>> Start
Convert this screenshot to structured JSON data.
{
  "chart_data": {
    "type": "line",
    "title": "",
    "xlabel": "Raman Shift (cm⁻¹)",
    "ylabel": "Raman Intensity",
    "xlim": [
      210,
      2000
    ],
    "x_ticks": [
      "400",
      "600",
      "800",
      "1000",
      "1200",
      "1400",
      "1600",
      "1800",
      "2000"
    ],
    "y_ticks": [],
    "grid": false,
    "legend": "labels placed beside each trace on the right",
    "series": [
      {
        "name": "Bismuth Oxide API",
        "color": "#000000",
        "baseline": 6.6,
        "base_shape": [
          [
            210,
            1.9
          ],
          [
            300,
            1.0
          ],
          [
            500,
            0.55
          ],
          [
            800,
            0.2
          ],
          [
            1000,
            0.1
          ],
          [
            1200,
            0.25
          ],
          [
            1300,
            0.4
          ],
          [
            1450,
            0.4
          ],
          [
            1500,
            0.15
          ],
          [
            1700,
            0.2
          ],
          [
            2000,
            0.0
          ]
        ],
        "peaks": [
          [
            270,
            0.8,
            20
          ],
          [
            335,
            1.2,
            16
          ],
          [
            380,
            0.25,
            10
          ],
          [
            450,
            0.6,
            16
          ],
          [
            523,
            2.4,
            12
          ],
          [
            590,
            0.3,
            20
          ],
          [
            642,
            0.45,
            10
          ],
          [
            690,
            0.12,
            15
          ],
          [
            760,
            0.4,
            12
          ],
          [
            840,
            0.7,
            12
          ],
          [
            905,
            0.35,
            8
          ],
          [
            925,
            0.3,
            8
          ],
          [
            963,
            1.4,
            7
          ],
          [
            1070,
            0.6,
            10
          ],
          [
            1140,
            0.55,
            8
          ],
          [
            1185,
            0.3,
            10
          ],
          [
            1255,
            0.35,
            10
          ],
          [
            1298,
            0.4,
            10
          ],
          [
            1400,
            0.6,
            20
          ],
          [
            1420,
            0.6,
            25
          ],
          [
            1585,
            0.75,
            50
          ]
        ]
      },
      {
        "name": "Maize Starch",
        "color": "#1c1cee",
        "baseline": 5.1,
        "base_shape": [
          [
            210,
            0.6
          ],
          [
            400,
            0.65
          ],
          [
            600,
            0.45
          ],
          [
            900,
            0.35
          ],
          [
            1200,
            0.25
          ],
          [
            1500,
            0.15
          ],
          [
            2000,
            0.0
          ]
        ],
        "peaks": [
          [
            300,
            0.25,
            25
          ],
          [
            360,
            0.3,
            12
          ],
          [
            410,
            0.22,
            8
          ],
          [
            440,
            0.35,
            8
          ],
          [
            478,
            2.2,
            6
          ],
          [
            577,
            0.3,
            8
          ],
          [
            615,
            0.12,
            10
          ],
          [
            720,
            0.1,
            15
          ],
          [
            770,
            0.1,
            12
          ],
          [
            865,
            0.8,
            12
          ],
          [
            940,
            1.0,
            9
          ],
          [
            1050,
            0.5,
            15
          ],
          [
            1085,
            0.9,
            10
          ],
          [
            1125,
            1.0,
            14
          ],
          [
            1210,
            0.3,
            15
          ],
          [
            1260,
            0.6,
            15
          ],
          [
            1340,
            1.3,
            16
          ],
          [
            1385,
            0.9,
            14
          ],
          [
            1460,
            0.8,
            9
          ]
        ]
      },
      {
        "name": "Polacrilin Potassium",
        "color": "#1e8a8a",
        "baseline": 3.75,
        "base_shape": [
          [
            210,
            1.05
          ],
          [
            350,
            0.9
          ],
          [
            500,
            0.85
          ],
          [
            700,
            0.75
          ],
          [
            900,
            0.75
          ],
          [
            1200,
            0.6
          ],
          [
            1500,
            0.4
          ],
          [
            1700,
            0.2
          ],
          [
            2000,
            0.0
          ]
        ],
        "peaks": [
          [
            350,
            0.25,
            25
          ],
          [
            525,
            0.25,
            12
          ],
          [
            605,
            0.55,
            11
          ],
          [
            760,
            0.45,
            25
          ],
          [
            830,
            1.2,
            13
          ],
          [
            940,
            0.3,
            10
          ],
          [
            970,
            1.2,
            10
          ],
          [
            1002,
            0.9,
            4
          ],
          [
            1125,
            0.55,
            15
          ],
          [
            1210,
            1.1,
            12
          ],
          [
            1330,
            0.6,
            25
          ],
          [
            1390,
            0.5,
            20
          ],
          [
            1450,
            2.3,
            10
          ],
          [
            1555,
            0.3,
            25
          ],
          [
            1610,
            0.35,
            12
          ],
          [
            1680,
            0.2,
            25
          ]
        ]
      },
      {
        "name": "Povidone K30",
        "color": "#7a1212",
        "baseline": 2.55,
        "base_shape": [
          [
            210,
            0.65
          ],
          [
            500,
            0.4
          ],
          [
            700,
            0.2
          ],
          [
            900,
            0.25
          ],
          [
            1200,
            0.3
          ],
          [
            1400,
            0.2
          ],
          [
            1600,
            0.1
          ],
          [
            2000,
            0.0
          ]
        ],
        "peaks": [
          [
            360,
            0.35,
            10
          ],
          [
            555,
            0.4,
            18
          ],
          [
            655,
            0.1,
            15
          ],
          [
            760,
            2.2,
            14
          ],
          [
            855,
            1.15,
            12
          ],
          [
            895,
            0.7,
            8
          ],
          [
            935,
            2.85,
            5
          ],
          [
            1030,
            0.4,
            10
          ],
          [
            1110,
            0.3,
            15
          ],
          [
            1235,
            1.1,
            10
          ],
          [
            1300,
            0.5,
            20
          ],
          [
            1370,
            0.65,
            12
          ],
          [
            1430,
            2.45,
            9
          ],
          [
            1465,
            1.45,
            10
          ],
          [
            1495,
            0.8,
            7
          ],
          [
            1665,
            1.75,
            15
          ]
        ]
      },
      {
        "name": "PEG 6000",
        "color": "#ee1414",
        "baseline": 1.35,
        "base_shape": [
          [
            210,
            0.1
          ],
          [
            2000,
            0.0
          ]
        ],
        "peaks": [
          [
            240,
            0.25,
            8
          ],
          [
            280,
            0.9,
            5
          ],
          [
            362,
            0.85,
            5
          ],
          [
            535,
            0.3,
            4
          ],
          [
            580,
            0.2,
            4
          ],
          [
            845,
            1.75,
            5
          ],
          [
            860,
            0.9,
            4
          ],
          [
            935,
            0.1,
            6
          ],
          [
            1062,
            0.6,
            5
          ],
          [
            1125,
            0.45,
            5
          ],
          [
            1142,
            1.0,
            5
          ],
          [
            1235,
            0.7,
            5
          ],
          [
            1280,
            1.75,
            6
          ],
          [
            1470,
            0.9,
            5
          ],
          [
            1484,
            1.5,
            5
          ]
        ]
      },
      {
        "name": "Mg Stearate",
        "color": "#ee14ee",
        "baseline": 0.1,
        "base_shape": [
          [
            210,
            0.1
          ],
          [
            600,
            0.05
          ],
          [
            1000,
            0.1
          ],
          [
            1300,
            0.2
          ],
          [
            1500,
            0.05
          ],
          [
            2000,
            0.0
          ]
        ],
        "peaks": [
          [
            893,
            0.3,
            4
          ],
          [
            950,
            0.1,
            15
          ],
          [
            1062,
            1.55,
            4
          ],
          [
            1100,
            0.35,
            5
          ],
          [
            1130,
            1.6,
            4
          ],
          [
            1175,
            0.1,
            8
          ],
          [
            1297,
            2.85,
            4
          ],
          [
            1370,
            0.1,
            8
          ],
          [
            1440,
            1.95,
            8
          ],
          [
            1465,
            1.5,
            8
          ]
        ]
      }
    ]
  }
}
>> End
## Instruction
Return the entries above exactly, each one complete.

## Exercise response
Convert this screenshot to structured JSON data.
{
  "chart_data": {
    "type": "line",
    "title": "",
    "xlabel": "Raman Shift (cm⁻¹)",
    "ylabel": "Raman Intensity",
    "xlim": [
      210,
      2000
    ],
    "x_ticks": [
      "400",
      "600",
      "800",
      "1000",
      "1200",
      "1400",
      "1600",
      "1800",
      "2000"
    ],
    "y_ticks": [],
    "grid": false,
    "legend": "labels placed beside each trace on the right",
    "series": [
      {
        "name": "Bismuth Oxide API",
        "color": "#000000",
        "baseline": 6.6,
        "base_shape": [
          [
            210,
            1.9
          ],
          [
            300,
            1.0
          ],
          [
            500,
            0.55
          ],
          [
            800,
            0.2
          ],
          [
            1000,
            0.1
          ],
          [
            1200,
            0.25
          ],
          [
            1300,
            0.4
          ],
          [
            1450,
            0.4
          ],
          [
            1500,
            0.15
          ],
          [
            1700,
            0.2
          ],
          [
            2000,
            0.0
          ]
        ],
        "peaks": [
          [
            270,
            0.8,
            20
          ],
          [
            335,
            1.2,
            16
          ],
          [
            380,
            0.25,
            10
          ],
          [
            450,
            0.6,
            16
          ],
          [
            523,
            2.4,
            12
          ],
          [
            590,
            0.3,
            20
          ],
          [
            642,
            0.45,
            10
          ],
          [
            690,
            0.12,
            15
          ],
          [
            760,
            0.4,
            12
          ],
          [
            840,
            0.7,
            12
          ],
          [
            905,
            0.35,
            8
          ],
          [
            925,
            0.3,
            8
          ],
          [
            963,
            1.4,
            7
          ],
          [
            1070,
            0.6,
            10
          ],
          [
            1140,
            0.55,
            8
          ],
          [
            1185,
            0.3,
            10
          ],
          [
            1255,
            0.35,
            10
          ],
          [
            1298,
            0.4,
            10
          ],
          [
            1400,
            0.6,
            20
          ],
          [
            1420,
            0.6,
            25
          ],
          [
            1585,
            0.75,
            50
          ]
        ]
      },
      {
        "name": "Maize Starch",
        "color": "#1c1cee",
        "baseline": 5.1,
        "base_shape": [
          [
            210,
            0.6
          ],
          [
            400,
            0.65
          ],
          [
            600,
            0.45
          ],
          [
            900,
            0.35
          ],
          [
            1200,
            0.25
          ],
          [
            1500,
            0.15
          ],
          [
            2000,
            0.0
          ]
        ],
        "peaks": [
          [
            300,
            0.25,
            25
          ],
          [
            360,
            0.3,
            12
          ],
          [
            410,
            0.22,
            8
          ],
          [
            440,
            0.35,
            8
          ],
          [
            478,
            2.2,
            6
          ],
          [
            577,
            0.3,
            8
          ],
          [
            615,
            0.12,
            10
          ],
          [
            720,
            0.1,
            15
          ],
          [
            770,
            0.1,
            12
          ],
          [
            865,
            0.8,
            12
          ],
          [
            940,
            1.0,
            9
          ],
          [
            1050,
            0.5,
            15
          ],
          [
            1085,
            0.9,
            10
          ],
          [
            1125,
            1.0,
            14
          ],
          [
            1210,
            0.3,
            15
          ],
          [
            1260,
            0.6,
            15
          ],
          [
            1340,
            1.3,
            16
          ],
          [
            1385,
            0.9,
            14
          ],
          [
            1460,
            0.8,
            9
          ]
        ]
      },
      {
        "name": "Polacrilin Potassium",
        "color": "#1e8a8a",
        "baseline": 3.75,
        "base_shape": [
          [
            210,
            1.05
          ],
          [
            350,
            0.9
          ],
          [
            500,
            0.85
          ],
          [
            700,
            0.75
          ],
          [
            900,
            0.75
          ],
          [
            1200,
            0.6
          ],
          [
            1500,
            0.4
          ],
          [
            1700,
            0.2
          ],
          [
            2000,
            0.0
          ]
        ],
        "peaks": [
          [
            350,
            0.25,
            25
          ],
          [
            525,
            0.25,
            12
          ],
          [
            605,
            0.55,
            11
          ],
          [
            760,
            0.45,
            25
          ],
          [
            830,
            1.2,
            13
          ],
          [
            940,
            0.3,
            10
          ],
          [
            970,
            1.2,
            10
          ],
          [
            1002,
            0.9,
            4
          ],
          [
            1125,
            0.55,
            15
          ],
          [
            1210,
            1.1,
            12
          ],
          [
            1330,
            0.6,
            25
          ],
          [
            1390,
            0.5,
            20
          ],
          [
            1450,
            2.3,
            10
          ],
          [
            1555,
            0.3,
            25
          ],
          [
            1610,
            0.35,
            12
          ],
          [
            1680,
            0.2,
            25
          ]
        ]
      },
      {
        "name": "Povidone K30",
        "color": "#7a1212",
        "baseline": 2.55,
        "base_shape": [
          [
            210,
            0.65
          ],
          [
            500,
            0.4
          ],
          [
            700,
            0.2
          ],
          [
            900,
            0.25
          ],
          [
            1200,
            0.3
          ],
          [
            1400,
            0.2
          ],
          [
            1600,
            0.1
          ],
          [
            2000,
            0.0
          ]
        ],
        "peaks": [
          [
            360,
            0.35,
            10
          ],
          [
            555,
            0.4,
            18
          ],
          [
            655,
            0.1,
            15
          ],
          [
            760,
            2.2,
            14
          ],
          [
            855,
            1.15,
            12
          ],
          [
            895,
            0.7,
            8
          ],
          [
            935,
            2.85,
            5
          ],
          [
            1030,
            0.4,
            10
          ],
          [
            1110,
            0.3,
            15
          ],
          [
            1235,
            1.1,
            10
          ],
          [
            1300,
            0.5,
            20
          ],
          [
            1370,
            0.65,
            12
          ],
          [
            1430,
            2.45,
            9
          ],
          [
            1465,
            1.45,
            10
          ],
          [
            1495,
            0.8,
            7
          ],
          [
            1665,
            1.75,
            15
          ]
        ]
      },
      {
        "name": "PEG 6000",
        "color": "#ee1414",
        "baseline": 1.35,
        "base_shape": [
          [
            210,
            0.1
          ],
          [
            2000,
            0.0
          ]
        ],
        "peaks": [
          [
            240,
            0.25,
            8
          ],
          [
            280,
            0.9,
            5
          ],
          [
            362,
            0.85,
            5
          ],
          [
            535,
            0.3,
            4
          ],
          [
            580,
            0.2,
            4
          ],
          [
            845,
            1.75,
            5
          ],
          [
            860,
            0.9,
            4
          ],
          [
            935,
            0.1,
            6
          ],
          [
            1062,
            0.6,
            5
          ],
          [
            1125,
            0.45,
            5
          ],
          [
            1142,
            1.0,
            5
          ],
          [
            1235,
            0.7,
            5
          ],
          [
            1280,
            1.75,
            6
          ],
          [
            1470,
            0.9,
            5
          ],
          [
            1484,
            1.5,
            5
          ]
        ]
      },
      {
        "name": "Mg Stearate",
        "color": "#ee14ee",
        "baseline": 0.1,
        "base_shape": [
          [
            210,
            0.1
          ],
          [
            600,
            0.05
          ],
          [
            1000,
            0.1
          ],
          [
            1300,
            0.2
          ],
          [
            1500,
            0.05
          ],
          [
            2000,
            0.0
          ]
        ],
        "peaks": [
          [
            893,
            0.3,
            4
          ],
          [
            950,
            0.1,
            15
          ],
          [
            1062,
            1.55,
            4
          ],
          [
            1100,
            0.35,
            5
          ],
          [
            1130,
            1.6,
            4
          ],
          [
            1175,
            0.1,
            8
          ],
          [
            1297,
            2.85,
            4
          ],
          [
            1370,
            0.1,
            8
          ],
          [
            1440,
            1.95,
            8
          ],
          [
            1465,
            1.5,
            8
          ]
        ]
      }
    ]
  }
}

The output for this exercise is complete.